### Task goal
In the lines below, how many hold the word "表示整除"? Answer only with the number.

────

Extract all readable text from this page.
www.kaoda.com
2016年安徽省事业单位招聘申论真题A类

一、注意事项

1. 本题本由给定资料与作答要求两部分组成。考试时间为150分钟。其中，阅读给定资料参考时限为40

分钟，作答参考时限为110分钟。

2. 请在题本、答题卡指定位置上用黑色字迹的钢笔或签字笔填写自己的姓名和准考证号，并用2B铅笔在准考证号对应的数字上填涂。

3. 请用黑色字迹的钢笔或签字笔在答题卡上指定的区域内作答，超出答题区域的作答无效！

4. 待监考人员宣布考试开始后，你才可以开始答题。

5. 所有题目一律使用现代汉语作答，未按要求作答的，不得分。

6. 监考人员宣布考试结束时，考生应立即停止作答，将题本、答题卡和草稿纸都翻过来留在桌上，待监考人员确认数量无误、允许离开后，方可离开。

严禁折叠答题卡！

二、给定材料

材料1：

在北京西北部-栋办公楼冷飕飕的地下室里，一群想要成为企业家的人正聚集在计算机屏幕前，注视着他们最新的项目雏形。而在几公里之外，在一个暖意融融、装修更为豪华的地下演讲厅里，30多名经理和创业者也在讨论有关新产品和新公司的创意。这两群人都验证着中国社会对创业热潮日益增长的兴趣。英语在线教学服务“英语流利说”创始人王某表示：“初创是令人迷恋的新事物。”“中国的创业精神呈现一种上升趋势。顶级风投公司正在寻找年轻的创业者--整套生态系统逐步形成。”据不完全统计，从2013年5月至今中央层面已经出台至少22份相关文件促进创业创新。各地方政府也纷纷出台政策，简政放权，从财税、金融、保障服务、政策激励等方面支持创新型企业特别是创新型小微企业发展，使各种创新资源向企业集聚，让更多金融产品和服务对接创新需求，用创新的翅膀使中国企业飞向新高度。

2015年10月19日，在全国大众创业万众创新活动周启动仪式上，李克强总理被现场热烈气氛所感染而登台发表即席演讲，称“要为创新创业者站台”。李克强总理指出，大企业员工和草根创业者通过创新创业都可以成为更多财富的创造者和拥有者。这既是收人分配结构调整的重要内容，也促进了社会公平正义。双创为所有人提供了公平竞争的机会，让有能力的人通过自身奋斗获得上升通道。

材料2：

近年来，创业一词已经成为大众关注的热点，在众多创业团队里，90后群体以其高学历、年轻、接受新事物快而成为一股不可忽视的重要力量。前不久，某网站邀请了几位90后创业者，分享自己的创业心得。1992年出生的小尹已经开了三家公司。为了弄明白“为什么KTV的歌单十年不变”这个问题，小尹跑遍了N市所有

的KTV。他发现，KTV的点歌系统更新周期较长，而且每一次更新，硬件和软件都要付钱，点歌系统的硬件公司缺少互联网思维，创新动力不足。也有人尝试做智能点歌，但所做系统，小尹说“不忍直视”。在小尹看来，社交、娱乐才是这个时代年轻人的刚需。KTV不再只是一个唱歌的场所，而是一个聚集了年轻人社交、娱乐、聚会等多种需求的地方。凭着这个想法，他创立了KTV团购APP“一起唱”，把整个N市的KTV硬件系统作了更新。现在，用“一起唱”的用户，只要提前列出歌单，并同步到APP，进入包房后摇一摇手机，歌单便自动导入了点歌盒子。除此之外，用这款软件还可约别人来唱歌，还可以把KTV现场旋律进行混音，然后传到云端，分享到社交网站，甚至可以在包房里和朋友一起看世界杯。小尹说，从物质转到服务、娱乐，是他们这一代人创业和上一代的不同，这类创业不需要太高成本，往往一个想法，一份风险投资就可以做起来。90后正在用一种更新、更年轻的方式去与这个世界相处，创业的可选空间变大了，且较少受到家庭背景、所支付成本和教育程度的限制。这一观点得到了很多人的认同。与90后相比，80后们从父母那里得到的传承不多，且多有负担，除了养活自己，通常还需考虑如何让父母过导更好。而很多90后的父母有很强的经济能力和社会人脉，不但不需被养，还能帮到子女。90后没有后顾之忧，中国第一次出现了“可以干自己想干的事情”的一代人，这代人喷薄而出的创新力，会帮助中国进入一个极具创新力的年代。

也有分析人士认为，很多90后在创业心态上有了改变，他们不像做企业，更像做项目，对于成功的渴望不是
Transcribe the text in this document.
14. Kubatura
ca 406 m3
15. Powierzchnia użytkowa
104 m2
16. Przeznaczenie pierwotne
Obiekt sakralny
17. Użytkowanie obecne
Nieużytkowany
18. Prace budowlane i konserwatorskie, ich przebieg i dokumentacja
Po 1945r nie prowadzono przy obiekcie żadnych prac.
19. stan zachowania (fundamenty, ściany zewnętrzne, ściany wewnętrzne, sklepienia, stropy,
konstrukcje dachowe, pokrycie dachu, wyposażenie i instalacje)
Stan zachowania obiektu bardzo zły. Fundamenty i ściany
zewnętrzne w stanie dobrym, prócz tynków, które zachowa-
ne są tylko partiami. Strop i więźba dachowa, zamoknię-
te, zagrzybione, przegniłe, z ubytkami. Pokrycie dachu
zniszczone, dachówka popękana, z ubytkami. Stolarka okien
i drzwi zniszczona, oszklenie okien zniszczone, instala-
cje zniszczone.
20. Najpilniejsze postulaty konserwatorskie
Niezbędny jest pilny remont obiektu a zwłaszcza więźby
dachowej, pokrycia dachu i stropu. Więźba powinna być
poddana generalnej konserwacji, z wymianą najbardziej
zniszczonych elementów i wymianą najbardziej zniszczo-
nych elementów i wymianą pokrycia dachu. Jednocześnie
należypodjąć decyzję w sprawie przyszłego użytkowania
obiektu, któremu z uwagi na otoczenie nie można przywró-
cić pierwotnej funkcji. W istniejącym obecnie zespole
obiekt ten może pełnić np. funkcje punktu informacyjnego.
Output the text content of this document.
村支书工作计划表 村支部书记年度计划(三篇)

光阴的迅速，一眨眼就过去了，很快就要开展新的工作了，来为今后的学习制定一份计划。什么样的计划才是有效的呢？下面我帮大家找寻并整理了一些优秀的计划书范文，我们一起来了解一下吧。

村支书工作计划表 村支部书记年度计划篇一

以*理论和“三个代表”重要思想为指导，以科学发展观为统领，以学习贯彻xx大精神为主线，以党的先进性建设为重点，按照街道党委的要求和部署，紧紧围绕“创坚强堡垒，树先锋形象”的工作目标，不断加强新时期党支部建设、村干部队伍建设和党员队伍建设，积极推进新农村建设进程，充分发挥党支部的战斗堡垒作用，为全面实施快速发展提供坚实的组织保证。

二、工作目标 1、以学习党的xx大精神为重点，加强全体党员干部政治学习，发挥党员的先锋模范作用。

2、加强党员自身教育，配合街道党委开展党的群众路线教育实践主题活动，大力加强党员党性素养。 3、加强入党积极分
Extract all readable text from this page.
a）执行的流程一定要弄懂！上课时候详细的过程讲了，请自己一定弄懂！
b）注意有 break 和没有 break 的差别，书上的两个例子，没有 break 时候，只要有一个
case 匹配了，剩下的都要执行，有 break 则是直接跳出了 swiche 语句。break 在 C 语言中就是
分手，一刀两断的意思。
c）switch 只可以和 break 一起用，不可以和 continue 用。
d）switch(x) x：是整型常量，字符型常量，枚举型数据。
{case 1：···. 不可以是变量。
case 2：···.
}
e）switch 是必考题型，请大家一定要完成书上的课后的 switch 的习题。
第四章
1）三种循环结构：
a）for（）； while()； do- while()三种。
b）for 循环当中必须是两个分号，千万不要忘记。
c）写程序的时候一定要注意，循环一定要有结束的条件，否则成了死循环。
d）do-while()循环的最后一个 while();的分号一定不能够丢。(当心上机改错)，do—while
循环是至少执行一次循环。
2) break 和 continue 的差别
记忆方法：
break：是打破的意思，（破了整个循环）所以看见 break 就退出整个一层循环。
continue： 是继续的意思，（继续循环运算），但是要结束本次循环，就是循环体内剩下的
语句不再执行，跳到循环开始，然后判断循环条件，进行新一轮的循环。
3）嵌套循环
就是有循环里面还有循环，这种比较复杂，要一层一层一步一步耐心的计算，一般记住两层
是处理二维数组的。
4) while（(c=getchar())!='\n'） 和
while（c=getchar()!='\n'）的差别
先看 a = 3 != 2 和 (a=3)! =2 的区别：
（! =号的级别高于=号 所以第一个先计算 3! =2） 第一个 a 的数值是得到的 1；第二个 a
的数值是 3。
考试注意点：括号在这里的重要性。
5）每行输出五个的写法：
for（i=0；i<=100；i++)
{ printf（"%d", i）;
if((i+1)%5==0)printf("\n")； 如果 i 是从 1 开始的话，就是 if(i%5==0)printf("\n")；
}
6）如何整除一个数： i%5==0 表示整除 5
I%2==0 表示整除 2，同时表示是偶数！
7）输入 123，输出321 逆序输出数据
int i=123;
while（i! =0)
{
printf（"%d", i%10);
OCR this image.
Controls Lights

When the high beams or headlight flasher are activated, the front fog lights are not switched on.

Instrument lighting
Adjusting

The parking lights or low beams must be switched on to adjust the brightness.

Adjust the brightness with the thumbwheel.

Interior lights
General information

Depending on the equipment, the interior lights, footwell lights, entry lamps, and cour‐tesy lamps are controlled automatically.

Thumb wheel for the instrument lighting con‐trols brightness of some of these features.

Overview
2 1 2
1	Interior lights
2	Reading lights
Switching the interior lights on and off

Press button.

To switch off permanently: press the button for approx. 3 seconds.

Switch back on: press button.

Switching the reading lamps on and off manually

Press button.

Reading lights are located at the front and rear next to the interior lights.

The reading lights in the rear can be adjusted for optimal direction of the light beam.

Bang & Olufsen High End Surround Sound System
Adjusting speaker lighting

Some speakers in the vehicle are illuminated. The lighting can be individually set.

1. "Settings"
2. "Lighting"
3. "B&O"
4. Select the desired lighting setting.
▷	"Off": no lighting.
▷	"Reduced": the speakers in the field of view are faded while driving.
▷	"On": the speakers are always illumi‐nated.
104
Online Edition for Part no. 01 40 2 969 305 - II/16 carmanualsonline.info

────

### The completed task
2